Extracted data entries:
--

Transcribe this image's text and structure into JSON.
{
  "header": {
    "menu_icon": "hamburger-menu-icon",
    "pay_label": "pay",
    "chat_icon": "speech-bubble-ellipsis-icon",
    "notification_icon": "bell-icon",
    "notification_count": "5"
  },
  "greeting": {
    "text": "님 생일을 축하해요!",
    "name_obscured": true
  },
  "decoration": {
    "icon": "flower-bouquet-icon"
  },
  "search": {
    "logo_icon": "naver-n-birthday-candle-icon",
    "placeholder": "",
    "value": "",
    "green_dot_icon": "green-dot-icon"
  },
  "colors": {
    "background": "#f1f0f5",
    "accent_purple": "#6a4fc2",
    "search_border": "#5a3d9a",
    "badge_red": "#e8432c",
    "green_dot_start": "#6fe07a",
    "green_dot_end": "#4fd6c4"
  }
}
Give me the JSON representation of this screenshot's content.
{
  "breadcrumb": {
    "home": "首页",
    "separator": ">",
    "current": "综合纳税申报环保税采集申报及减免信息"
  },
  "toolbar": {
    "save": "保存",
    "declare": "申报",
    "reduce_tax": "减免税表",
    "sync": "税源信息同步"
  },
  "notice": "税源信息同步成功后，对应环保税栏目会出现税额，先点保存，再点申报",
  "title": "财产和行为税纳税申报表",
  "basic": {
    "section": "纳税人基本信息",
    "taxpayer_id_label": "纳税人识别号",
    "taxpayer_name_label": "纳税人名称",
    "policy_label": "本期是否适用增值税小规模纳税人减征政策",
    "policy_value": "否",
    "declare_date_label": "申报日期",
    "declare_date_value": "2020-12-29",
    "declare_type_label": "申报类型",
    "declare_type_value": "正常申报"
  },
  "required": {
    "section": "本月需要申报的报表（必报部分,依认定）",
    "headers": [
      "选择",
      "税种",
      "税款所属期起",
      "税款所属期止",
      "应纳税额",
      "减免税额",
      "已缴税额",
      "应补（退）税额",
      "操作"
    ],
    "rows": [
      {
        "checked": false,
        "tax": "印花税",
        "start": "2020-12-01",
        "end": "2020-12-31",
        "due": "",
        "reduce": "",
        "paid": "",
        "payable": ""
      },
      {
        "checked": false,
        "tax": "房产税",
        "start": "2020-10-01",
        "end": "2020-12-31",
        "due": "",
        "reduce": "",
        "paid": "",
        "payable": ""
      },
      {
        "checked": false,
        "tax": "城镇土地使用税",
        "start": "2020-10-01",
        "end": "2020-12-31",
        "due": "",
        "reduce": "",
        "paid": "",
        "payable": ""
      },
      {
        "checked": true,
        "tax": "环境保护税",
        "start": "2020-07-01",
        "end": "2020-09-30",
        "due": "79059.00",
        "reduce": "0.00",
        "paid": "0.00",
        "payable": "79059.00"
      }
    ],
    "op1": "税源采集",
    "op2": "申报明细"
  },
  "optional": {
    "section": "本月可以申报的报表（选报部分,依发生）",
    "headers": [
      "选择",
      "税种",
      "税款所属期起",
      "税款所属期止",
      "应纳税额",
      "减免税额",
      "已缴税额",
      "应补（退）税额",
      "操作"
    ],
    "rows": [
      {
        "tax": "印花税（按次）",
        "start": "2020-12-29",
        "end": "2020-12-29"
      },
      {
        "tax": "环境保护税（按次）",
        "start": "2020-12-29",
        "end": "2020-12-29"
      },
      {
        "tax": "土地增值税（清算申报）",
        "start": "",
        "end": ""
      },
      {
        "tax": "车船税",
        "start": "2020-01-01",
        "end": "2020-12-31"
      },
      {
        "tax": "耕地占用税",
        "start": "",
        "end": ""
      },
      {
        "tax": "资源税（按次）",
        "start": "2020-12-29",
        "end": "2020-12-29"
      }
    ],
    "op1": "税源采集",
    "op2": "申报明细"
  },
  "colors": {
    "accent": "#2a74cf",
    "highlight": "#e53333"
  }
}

--

| Problem description |
Each line of the material should be echoed exactly.

| Correct answer |
Transcribe this image's text and structure into JSON.
{
  "header": {
    "menu_icon": "hamburger-menu-icon",
    "pay_label": "pay",
    "chat_icon": "speech-bubble-ellipsis-icon",
    "notification_icon": "bell-icon",
    "notification_count": "5"
  },
  "greeting": {
    "text": "님 생일을 축하해요!",
    "name_obscured": true
  },
  "decoration": {
    "icon": "flower-bouquet-icon"
  },
  "search": {
    "logo_icon": "naver-n-birthday-candle-icon",
    "placeholder": "",
    "value": "",
    "green_dot_icon": "green-dot-icon"
  },
  "colors": {
    "background": "#f1f0f5",
    "accent_purple": "#6a4fc2",
    "search_border": "#5a3d9a",
    "badge_red": "#e8432c",
    "green_dot_start": "#6fe07a",
    "green_dot_end": "#4fd6c4"
  }
}
Give me the JSON representation of this screenshot's content.
{
  "breadcrumb": {
    "home": "首页",
    "separator": ">",
    "current": "综合纳税申报环保税采集申报及减免信息"
  },
  "toolbar": {
    "save": "保存",
    "declare": "申报",
    "reduce_tax": "减免税表",
    "sync": "税源信息同步"
  },
  "notice": "税源信息同步成功后，对应环保税栏目会出现税额，先点保存，再点申报",
  "title": "财产和行为税纳税申报表",
  "basic": {
    "section": "纳税人基本信息",
    "taxpayer_id_label": "纳税人识别号",
    "taxpayer_name_label": "纳税人名称",
    "policy_label": "本期是否适用增值税小规模纳税人减征政策",
    "policy_value": "否",
    "declare_date_label": "申报日期",
    "declare_date_value": "2020-12-29",
    "declare_type_label": "申报类型",
    "declare_type_value": "正常申报"
  },
  "required": {
    "section": "本月需要申报的报表（必报部分,依认定）",
    "headers": [
      "选择",
      "税种",
      "税款所属期起",
      "税款所属期止",
      "应纳税额",
      "减免税额",
      "已缴税额",
      "应补（退）税额",
      "操作"
    ],
    "rows": [
      {
        "checked": false,
        "tax": "印花税",
        "start": "2020-12-01",
        "end": "2020-12-31",
        "due": "",
        "reduce": "",
        "paid": "",
        "payable": ""
      },
      {
        "checked": false,
        "tax": "房产税",
        "start": "2020-10-01",
        "end": "2020-12-31",
        "due": "",
        "reduce": "",
        "paid": "",
        "payable": ""
      },
      {
        "checked": false,
        "tax": "城镇土地使用税",
        "start": "2020-10-01",
        "end": "2020-12-31",
        "due": "",
        "reduce": "",
        "paid": "",
        "payable": ""
      },
      {
        "checked": true,
        "tax": "环境保护税",
        "start": "2020-07-01",
        "end": "2020-09-30",
        "due": "79059.00",
        "reduce": "0.00",
        "paid": "0.00",
        "payable": "79059.00"
      }
    ],
    "op1": "税源采集",
    "op2": "申报明细"
  },
  "optional": {
    "section": "本月可以申报的报表（选报部分,依发生）",
    "headers": [
      "选择",
      "税种",
      "税款所属期起",
      "税款所属期止",
      "应纳税额",
      "减免税额",
      "已缴税额",
      "应补（退）税额",
      "操作"
    ],
    "rows": [
      {
        "tax": "印花税（按次）",
        "start": "2020-12-29",
        "end": "2020-12-29"
      },
      {
        "tax": "环境保护税（按次）",
        "start": "2020-12-29",
        "end": "2020-12-29"
      },
      {
        "tax": "土地增值税（清算申报）",
        "start": "",
        "end": ""
      },
      {
        "tax": "车船税",
        "start": "2020-01-01",
        "end": "2020-12-31"
      },
      {
        "tax": "耕地占用税",
        "start": "",
        "end": ""
      },
      {
        "tax": "资源税（按次）",
        "start": "2020-12-29",
        "end": "2020-12-29"
      }
    ],
    "op1": "税源采集",
    "op2": "申报明细"
  },
  "colors": {
    "accent": "#2a74cf",
    "highlight": "#e53333"
  }
}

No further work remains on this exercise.